Dataset rows
———

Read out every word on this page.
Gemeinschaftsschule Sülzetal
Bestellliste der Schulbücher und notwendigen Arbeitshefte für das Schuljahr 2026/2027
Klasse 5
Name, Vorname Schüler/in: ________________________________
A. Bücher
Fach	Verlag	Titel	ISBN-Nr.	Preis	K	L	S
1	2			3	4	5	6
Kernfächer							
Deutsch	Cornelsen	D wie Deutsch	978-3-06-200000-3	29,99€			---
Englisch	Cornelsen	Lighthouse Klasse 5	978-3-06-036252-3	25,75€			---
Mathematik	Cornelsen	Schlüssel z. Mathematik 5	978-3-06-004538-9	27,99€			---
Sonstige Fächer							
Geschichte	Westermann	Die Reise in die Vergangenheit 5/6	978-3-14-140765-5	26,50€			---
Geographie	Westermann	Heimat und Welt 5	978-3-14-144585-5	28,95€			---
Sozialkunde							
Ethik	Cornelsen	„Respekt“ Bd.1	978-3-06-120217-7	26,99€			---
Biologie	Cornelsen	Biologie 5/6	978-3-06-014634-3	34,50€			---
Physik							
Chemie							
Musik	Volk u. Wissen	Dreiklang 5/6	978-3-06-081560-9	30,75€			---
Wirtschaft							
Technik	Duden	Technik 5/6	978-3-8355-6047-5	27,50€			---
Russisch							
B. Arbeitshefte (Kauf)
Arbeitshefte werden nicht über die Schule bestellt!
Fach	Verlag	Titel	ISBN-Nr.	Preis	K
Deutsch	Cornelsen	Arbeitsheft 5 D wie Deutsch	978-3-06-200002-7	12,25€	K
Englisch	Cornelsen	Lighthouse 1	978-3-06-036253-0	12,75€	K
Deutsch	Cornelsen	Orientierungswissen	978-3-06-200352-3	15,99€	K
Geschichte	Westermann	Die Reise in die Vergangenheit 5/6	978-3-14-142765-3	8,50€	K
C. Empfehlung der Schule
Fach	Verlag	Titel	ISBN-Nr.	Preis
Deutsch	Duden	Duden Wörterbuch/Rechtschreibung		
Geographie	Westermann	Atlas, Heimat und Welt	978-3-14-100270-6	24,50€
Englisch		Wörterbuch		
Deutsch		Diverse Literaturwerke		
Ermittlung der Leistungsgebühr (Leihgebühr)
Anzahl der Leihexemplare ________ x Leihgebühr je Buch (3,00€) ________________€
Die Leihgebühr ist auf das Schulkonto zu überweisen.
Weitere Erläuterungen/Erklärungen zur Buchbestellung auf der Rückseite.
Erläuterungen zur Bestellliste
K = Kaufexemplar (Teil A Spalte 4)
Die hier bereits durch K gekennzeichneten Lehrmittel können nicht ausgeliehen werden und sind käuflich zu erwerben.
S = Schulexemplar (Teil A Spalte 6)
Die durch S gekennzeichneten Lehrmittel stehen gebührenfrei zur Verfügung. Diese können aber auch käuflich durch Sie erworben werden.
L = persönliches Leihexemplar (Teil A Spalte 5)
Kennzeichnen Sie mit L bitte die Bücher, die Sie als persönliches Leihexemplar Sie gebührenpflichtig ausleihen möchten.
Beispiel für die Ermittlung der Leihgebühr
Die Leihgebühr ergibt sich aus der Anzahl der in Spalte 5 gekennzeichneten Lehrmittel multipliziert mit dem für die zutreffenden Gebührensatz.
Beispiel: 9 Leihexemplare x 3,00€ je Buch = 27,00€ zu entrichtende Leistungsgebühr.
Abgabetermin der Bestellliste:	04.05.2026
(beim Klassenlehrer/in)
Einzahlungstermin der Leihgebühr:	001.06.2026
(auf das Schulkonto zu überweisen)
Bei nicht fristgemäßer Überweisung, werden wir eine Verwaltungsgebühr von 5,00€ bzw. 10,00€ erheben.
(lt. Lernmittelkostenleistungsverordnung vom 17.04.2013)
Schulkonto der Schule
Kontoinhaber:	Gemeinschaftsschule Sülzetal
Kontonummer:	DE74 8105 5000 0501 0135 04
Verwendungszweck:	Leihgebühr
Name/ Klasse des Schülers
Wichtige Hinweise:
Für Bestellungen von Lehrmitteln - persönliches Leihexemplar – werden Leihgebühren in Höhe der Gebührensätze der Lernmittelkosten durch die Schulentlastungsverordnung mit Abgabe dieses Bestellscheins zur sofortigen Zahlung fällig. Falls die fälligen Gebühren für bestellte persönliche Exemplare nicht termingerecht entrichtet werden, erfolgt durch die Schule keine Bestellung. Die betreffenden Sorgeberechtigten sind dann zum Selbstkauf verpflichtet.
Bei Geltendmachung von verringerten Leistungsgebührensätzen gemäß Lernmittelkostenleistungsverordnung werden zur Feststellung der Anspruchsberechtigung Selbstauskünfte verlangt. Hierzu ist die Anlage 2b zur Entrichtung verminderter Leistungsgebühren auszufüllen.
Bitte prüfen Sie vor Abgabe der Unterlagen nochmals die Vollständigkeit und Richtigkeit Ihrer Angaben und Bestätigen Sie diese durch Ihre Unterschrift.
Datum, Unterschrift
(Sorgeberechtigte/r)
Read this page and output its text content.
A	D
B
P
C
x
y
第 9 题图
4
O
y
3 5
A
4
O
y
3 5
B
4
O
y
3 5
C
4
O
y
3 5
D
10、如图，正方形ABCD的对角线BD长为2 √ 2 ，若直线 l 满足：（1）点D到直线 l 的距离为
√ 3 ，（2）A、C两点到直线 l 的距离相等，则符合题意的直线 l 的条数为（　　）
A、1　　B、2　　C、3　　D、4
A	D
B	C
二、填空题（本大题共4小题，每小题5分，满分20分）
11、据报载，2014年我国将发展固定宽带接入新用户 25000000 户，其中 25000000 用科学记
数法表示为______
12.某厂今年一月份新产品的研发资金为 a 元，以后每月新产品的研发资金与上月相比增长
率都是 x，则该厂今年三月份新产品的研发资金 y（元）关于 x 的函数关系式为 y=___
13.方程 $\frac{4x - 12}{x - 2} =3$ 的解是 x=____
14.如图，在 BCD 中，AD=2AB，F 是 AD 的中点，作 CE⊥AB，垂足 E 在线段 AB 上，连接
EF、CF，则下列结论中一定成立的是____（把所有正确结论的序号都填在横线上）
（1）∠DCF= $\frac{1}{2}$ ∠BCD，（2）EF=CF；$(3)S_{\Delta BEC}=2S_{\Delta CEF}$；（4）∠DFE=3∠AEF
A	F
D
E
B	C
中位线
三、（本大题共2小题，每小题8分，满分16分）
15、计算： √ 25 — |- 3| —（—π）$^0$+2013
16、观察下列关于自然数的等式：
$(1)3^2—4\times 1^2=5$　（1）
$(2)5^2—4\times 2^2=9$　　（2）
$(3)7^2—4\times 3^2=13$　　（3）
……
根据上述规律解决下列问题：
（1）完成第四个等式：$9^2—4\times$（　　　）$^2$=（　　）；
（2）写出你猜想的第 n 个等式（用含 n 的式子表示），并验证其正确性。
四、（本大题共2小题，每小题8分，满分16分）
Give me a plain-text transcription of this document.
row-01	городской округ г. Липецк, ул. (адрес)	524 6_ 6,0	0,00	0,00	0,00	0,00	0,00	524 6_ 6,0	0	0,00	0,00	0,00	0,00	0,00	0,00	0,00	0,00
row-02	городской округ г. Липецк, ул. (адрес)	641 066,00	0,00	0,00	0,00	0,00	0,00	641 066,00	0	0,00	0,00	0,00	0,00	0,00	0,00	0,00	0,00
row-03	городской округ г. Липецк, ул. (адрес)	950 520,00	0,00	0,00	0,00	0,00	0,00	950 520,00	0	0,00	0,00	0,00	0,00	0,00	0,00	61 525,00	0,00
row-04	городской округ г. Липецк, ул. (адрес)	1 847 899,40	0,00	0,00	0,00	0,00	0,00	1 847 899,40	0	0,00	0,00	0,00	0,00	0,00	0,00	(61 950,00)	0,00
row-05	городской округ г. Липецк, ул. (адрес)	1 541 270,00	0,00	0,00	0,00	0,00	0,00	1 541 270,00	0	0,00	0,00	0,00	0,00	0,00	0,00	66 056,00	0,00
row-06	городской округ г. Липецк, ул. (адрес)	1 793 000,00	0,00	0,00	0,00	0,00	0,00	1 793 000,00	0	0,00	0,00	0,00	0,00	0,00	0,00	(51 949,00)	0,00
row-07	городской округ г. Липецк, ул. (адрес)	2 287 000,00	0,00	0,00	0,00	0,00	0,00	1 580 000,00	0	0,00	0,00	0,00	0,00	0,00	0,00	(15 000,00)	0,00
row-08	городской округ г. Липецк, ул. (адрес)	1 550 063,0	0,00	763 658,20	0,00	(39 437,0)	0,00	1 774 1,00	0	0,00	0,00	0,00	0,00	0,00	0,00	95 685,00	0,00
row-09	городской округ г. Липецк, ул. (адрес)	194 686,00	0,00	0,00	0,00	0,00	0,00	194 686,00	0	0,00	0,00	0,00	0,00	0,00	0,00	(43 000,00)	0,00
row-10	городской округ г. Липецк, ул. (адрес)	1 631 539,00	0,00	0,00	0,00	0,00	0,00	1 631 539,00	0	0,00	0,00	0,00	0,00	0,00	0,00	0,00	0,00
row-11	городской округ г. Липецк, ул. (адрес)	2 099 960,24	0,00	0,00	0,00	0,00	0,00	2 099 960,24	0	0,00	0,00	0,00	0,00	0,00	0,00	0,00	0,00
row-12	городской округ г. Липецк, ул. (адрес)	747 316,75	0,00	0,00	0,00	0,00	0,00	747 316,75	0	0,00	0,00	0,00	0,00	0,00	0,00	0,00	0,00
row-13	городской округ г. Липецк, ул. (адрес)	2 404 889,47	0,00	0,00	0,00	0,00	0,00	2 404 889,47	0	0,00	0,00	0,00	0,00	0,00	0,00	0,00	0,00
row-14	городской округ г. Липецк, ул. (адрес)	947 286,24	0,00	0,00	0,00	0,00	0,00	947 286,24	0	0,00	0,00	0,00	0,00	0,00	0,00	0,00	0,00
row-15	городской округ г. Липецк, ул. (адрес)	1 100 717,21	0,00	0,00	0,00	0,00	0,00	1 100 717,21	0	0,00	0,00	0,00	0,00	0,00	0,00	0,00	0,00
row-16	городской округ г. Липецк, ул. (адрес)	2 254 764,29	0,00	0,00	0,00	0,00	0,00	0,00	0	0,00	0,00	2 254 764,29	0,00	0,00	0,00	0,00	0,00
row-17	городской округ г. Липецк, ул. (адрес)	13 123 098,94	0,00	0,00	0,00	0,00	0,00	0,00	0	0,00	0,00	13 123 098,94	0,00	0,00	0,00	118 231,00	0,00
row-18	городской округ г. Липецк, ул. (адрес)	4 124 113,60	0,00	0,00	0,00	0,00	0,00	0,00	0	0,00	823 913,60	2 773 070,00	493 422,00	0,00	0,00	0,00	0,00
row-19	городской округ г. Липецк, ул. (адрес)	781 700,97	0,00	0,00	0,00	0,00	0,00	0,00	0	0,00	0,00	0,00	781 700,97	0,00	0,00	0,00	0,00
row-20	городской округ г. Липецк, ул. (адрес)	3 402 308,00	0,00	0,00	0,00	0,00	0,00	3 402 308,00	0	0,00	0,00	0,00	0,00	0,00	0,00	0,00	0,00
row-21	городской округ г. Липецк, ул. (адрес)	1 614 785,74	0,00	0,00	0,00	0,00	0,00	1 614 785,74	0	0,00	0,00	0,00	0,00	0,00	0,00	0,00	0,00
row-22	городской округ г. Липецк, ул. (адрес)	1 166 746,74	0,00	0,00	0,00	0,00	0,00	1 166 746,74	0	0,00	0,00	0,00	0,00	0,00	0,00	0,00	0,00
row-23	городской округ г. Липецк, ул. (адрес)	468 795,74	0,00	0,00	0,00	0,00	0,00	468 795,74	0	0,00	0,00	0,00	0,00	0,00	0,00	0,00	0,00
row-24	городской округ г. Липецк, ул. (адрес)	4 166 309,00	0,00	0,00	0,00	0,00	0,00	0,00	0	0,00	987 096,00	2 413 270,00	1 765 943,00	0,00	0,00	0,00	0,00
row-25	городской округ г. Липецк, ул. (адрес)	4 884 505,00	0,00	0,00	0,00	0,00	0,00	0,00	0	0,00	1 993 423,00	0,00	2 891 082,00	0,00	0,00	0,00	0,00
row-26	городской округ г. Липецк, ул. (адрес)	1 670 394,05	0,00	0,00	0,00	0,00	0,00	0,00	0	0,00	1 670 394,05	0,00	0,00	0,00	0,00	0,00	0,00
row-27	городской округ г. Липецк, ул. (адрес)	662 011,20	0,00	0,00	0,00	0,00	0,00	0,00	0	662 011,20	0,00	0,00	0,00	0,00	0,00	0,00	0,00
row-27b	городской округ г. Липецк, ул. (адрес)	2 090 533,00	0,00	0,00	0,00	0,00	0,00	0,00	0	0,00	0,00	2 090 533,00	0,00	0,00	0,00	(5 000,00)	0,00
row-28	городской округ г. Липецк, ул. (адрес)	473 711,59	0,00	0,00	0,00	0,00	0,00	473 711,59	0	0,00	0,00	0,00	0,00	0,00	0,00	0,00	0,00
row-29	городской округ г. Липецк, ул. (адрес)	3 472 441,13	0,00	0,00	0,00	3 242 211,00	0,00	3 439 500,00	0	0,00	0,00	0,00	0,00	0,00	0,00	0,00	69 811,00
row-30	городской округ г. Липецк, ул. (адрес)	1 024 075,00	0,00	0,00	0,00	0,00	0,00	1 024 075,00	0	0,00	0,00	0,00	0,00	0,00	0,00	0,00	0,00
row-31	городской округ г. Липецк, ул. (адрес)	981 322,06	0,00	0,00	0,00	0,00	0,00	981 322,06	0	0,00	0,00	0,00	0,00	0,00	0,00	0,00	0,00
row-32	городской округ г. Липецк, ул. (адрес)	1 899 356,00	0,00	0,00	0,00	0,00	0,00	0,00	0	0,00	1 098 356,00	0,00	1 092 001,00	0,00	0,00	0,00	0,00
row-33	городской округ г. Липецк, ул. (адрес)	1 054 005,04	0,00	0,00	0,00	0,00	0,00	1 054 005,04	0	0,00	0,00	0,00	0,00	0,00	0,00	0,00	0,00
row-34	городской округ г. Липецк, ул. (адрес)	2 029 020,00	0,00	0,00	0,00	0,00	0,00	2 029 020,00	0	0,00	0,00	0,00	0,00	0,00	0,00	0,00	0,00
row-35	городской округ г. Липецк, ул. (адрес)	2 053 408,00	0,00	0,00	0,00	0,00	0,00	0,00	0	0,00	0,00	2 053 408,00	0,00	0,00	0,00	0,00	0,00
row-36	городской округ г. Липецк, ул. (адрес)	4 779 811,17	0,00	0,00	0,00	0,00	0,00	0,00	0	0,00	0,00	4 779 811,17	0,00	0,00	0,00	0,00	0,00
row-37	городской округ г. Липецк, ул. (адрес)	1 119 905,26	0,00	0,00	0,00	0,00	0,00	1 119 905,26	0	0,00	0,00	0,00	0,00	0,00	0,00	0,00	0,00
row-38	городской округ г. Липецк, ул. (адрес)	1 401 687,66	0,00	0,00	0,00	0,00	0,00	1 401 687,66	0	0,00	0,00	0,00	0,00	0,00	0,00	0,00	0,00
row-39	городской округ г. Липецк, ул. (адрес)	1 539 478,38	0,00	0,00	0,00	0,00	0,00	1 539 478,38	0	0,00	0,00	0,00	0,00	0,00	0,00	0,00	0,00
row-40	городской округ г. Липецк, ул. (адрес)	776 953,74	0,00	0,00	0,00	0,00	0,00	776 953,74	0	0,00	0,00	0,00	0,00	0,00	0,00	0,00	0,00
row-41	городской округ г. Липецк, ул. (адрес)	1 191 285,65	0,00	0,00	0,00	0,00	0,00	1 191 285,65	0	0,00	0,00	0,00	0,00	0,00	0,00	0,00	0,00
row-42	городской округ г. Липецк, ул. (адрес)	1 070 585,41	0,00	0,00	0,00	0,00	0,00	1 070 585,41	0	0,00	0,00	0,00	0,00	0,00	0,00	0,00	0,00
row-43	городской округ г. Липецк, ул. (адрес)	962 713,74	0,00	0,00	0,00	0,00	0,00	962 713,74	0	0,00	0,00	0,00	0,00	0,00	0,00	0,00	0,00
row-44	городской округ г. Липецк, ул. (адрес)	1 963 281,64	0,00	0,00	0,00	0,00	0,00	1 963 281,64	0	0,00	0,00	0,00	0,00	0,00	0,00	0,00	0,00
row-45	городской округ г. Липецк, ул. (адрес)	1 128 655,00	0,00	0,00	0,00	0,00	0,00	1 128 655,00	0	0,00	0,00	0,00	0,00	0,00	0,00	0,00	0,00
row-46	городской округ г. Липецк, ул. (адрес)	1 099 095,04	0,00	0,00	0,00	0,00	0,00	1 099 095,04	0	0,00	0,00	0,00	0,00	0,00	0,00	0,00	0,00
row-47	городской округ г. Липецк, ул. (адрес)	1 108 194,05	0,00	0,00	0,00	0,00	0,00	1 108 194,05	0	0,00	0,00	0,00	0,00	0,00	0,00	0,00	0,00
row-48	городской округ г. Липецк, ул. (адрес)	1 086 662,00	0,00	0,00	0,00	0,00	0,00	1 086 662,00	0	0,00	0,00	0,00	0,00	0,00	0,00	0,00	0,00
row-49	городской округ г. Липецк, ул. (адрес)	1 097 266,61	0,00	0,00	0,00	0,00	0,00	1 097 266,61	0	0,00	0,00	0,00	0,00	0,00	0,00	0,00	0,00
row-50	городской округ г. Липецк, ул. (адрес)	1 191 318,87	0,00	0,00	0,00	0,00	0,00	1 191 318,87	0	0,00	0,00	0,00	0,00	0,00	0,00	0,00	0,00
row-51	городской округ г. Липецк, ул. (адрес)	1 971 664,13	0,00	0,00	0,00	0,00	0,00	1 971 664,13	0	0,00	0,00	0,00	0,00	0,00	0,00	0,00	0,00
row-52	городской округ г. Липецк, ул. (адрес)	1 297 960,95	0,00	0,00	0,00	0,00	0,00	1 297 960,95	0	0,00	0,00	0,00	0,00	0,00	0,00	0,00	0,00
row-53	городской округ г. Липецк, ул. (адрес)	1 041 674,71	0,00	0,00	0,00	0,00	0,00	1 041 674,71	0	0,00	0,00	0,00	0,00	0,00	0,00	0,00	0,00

———

**Required work**
What count of lines in the listing contain the word "Heimat"? Reply with the number only.

**Answer in full**
2